Text block »
####################
Citing the events of the GameStop run-up, SEC Commissioner Hester M. Peirce emphasized both (i) the constancy of the regulatory mission of the agency, particularly as technology continues to offer innovative solutions, and (ii) the need for regulators to adapt their rules, and even their attitudes, so that investors and society generally can benefit from improvements to technology.
In a speech at the George Washington University Law School's Regulating the Digital Economy Conference, Ms. Peirce stated that the reaction to GameStop should not be to take actions that serve only to protect the positions of incumbents in the financial markets, which are well adapted to existing rules and to established technologies. Rather, regulators should be "more proactive in embracing technology. . . ."
Commissioner Peirce stated: "we should welcome the new technology's potential to improve the way markets work and to make them work for more people. The payoff is high: a successful regulatory framework for the digital economy will unleash its ability to empower individuals to build better futures for themselves, their families, and their communities."
####################
Given records »

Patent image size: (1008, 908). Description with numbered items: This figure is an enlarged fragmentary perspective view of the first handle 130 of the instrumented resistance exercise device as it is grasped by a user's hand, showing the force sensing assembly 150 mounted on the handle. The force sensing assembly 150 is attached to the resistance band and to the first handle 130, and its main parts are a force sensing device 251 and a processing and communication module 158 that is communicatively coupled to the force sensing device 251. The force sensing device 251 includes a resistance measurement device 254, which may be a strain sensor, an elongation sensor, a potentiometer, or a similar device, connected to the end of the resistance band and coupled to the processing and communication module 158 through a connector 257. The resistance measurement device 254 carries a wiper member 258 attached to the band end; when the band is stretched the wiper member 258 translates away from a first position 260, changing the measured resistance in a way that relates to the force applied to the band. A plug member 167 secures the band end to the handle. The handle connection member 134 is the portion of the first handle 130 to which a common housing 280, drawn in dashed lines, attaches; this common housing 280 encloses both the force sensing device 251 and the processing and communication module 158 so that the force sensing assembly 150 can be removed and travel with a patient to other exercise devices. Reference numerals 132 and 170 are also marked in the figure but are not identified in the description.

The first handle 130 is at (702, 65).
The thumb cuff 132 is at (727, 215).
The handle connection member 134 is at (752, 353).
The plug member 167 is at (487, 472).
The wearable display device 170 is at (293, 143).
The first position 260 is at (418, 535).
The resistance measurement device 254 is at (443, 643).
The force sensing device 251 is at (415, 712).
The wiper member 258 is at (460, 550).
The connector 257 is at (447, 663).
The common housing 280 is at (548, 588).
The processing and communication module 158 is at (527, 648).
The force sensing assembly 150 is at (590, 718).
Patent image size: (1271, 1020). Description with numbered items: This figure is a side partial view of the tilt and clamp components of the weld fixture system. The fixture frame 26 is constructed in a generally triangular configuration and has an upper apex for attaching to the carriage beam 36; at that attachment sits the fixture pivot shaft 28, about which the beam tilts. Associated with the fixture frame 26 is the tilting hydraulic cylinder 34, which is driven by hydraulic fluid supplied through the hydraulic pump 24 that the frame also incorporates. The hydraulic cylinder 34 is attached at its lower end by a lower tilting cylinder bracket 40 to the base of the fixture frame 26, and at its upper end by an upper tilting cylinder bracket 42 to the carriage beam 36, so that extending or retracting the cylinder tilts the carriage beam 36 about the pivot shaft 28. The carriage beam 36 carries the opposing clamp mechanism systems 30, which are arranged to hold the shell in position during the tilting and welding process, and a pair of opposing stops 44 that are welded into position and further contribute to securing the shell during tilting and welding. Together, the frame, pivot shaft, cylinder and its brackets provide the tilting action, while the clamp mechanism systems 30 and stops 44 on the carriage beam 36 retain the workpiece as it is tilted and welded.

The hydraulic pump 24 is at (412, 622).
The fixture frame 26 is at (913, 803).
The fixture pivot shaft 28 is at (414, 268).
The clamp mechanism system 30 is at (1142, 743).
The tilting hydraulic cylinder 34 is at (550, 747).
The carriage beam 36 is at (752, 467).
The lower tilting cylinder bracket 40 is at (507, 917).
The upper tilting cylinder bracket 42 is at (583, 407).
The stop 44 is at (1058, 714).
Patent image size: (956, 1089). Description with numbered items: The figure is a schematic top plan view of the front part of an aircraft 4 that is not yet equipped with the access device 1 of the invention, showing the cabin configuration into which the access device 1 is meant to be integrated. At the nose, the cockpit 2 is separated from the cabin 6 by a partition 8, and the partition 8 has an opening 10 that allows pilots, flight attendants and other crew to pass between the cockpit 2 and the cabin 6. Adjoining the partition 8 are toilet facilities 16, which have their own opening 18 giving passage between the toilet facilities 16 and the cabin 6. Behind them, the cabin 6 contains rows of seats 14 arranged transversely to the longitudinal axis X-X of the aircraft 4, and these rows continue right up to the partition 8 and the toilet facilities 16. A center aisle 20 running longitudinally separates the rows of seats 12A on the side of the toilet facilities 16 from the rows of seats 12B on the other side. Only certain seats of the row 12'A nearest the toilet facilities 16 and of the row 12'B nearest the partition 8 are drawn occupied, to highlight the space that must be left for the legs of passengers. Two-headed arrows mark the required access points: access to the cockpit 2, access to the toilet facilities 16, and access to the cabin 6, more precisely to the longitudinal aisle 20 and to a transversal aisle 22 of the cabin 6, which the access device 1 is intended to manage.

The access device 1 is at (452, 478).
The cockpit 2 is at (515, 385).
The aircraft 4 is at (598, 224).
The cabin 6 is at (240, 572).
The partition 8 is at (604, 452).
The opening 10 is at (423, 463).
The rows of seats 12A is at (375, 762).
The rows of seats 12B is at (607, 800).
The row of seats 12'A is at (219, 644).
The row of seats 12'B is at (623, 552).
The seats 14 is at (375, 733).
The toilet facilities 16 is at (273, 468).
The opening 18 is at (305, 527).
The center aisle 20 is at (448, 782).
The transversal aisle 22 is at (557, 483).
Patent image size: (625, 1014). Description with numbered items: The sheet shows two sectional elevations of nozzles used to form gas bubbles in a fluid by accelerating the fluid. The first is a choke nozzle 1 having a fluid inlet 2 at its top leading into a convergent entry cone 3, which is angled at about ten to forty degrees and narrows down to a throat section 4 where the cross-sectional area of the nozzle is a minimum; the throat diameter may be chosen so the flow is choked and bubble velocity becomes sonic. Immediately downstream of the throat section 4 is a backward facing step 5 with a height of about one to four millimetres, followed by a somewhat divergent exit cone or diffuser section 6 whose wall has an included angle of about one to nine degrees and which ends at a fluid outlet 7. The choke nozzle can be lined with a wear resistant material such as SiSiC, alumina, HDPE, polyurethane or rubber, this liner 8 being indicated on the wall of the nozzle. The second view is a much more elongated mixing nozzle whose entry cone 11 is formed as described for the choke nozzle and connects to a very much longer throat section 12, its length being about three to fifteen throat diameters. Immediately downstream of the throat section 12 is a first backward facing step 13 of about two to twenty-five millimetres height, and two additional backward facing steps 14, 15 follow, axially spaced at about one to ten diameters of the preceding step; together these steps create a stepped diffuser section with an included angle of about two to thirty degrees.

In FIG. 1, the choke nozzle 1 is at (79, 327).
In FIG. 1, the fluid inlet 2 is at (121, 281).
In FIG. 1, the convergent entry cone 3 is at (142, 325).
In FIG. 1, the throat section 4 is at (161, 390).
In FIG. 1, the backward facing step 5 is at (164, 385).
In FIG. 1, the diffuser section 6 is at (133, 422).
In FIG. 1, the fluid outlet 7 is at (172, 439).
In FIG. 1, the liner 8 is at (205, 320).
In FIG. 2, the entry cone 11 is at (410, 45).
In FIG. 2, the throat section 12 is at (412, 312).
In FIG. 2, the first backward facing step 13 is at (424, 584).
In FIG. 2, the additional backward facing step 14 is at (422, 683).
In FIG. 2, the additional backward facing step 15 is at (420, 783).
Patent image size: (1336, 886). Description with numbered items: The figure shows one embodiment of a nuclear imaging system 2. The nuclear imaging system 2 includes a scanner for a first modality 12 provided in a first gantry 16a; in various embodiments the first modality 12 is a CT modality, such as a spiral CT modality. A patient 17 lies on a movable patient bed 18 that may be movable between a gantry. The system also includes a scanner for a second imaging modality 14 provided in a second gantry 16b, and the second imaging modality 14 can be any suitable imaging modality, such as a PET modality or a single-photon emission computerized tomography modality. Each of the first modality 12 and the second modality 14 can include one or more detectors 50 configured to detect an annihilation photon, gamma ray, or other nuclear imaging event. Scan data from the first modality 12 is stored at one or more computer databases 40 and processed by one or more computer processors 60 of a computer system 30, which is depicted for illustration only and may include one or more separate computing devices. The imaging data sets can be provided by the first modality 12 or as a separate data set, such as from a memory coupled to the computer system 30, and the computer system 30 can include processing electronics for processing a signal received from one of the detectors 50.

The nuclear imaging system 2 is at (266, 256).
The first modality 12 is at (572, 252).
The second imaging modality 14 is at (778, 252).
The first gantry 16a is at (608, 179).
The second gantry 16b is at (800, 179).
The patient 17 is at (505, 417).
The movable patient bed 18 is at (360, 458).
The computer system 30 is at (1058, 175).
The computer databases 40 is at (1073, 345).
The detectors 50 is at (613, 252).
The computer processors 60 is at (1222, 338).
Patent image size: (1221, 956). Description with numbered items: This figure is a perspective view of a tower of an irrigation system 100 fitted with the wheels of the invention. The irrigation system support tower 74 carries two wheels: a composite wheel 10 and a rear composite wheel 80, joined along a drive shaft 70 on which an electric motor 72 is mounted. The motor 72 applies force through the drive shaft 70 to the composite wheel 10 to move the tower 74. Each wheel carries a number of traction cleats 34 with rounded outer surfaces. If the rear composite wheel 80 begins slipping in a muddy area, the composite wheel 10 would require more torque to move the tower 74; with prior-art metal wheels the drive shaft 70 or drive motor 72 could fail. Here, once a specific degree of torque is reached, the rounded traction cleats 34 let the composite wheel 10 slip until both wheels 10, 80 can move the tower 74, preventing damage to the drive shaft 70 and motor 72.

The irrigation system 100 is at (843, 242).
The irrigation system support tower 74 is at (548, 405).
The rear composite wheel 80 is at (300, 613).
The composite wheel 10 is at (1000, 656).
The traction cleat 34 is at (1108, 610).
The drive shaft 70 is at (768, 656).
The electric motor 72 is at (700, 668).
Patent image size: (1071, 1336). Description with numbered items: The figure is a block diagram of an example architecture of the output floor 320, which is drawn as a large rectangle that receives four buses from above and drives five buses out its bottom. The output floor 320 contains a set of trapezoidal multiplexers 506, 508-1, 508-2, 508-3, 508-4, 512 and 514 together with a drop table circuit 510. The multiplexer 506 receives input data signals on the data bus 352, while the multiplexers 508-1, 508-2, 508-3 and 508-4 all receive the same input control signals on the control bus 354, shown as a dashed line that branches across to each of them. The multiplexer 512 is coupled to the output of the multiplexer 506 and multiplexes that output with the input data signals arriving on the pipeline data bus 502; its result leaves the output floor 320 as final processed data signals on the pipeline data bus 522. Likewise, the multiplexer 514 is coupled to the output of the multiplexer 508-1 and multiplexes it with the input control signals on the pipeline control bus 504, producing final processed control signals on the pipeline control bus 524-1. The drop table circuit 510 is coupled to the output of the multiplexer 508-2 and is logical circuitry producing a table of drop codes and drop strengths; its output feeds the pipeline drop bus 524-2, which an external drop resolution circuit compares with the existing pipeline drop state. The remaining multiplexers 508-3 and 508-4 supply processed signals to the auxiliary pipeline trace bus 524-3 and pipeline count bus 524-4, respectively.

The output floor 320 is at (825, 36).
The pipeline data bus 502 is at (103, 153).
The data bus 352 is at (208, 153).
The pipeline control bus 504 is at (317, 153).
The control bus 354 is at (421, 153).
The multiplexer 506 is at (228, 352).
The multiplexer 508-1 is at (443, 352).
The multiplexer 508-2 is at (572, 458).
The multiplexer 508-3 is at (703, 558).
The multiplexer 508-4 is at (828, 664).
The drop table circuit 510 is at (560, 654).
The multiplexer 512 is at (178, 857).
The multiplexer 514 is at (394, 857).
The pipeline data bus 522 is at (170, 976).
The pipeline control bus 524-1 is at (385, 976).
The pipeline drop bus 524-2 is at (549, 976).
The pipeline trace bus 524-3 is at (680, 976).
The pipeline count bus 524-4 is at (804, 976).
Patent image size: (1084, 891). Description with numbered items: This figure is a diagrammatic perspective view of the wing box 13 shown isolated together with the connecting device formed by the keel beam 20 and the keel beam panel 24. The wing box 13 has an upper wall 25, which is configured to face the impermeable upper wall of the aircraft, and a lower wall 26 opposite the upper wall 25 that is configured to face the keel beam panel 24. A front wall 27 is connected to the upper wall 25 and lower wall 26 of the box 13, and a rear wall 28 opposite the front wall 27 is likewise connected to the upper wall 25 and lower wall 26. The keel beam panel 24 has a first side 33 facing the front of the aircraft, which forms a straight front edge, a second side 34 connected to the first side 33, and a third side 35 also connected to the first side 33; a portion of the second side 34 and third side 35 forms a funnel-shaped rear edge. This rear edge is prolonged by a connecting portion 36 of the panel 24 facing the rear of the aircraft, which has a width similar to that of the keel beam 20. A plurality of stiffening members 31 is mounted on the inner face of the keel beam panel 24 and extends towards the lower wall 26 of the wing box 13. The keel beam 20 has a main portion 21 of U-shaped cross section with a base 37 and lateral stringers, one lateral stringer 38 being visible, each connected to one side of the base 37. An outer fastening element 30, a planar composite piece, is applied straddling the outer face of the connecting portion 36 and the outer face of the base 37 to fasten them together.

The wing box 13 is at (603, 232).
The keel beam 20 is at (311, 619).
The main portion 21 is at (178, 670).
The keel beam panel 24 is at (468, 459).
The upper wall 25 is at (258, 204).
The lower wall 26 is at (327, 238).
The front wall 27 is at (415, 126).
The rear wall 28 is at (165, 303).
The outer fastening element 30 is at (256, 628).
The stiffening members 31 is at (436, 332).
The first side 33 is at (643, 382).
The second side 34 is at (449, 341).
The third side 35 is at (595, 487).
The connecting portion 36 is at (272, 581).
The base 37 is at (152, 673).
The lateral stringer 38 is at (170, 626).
####################
Work request 1 » According to the text on Commissioner Peirce's remarks, at what event did she give her speech?
Work request 2 » Continue the text on Commissioner Peirce's speech about GameStop and regulation from where it stops.

Answer space 1 » At the George Washington University Law School's Regulating the Digital Economy Conference.

Answer space 2 »
Commentary Steven Lofchie
Commissioner Peirce draws from the events of GameStop an important message: the manner in which retail investors interact with the markets and with their brokers, the sources from which they obtain information, and the means by which they trade have all changed. If the SEC's investigation of the GameStop events reveals significant misconduct, that should be punished. But it would be a disappointing outcome if the inclination to bring enforcement actions or to adopt prohibitive rules distracted the regulators from a more important goal: making information and education more accessible to retail investors, making markets work better for retail investors. (See GameStop: Regulators Should Focus Less on "Solving the Problem"; More on "Improving the Situation".)